Requirements – In your copy, leave out the pictures; write out all the data exactly.

Given data –

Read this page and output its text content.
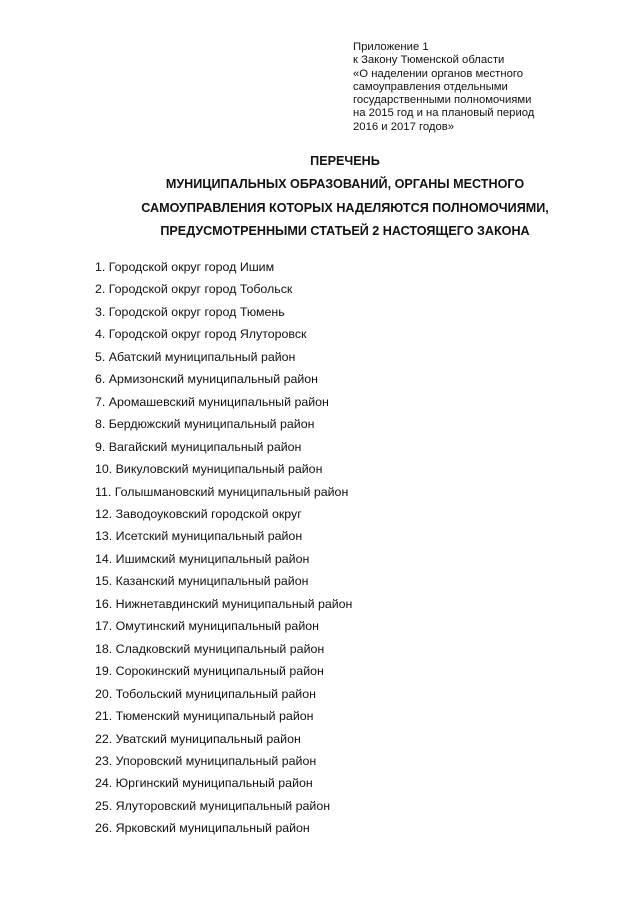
Приложение 1
к Закону Тюменской области
«О наделении органов местного
самоуправления отдельными
государственными полномочиями
на 2015 год и на плановый период
2016 и 2017 годов»
ПЕРЕЧЕНЬ
МУНИЦИПАЛЬНЫХ ОБРАЗОВАНИЙ, ОРГАНЫ МЕСТНОГО
САМОУПРАВЛЕНИЯ КОТОРЫХ НАДЕЛЯЮТСЯ ПОЛНОМОЧИЯМИ,
ПРЕДУСМОТРЕННЫМИ СТАТЬЕЙ 2 НАСТОЯЩЕГО ЗАКОНА
1. Городской округ город Ишим
2. Городской округ город Тобольск
3. Городской округ город Тюмень
4. Городской округ город Ялуторовск
5. Абатский муниципальный район
6. Армизонский муниципальный район
7. Аромашевский муниципальный район
8. Бердюжский муниципальный район
9. Вагайский муниципальный район
10. Викуловский муниципальный район
11. Голышмановский муниципальный район
12. Заводоуковский городской округ
13. Исетский муниципальный район
14. Ишимский муниципальный район
15. Казанский муниципальный район
16. Нижнетавдинский муниципальный район
17. Омутинский муниципальный район
18. Сладковский муниципальный район
19. Сорокинский муниципальный район
20. Тобольский муниципальный район
21. Тюменский муниципальный район
22. Уватский муниципальный район
23. Упоровский муниципальный район
24. Юргинский муниципальный район
25. Ялуторовский муниципальный район
26. Ярковский муниципальный район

Reply to the exercise –
Read this page and output its text content.
Приложение 1
к Закону Тюменской области
«О наделении органов местного
самоуправления отдельными
государственными полномочиями
на 2015 год и на плановый период
2016 и 2017 годов»
ПЕРЕЧЕНЬ
МУНИЦИПАЛЬНЫХ ОБРАЗОВАНИЙ, ОРГАНЫ МЕСТНОГО
САМОУПРАВЛЕНИЯ КОТОРЫХ НАДЕЛЯЮТСЯ ПОЛНОМОЧИЯМИ,
ПРЕДУСМОТРЕННЫМИ СТАТЬЕЙ 2 НАСТОЯЩЕГО ЗАКОНА
1. Городской округ город Ишим
2. Городской округ город Тобольск
3. Городской округ город Тюмень
4. Городской округ город Ялуторовск
5. Абатский муниципальный район
6. Армизонский муниципальный район
7. Аромашевский муниципальный район
8. Бердюжский муниципальный район
9. Вагайский муниципальный район
10. Викуловский муниципальный район
11. Голышмановский муниципальный район
12. Заводоуковский городской округ
13. Исетский муниципальный район
14. Ишимский муниципальный район
15. Казанский муниципальный район
16. Нижнетавдинский муниципальный район
17. Омутинский муниципальный район
18. Сладковский муниципальный район
19. Сорокинский муниципальный район
20. Тобольский муниципальный район
21. Тюменский муниципальный район
22. Уватский муниципальный район
23. Упоровский муниципальный район
24. Юргинский муниципальный район
25. Ялуторовский муниципальный район
26. Ярковский муниципальный район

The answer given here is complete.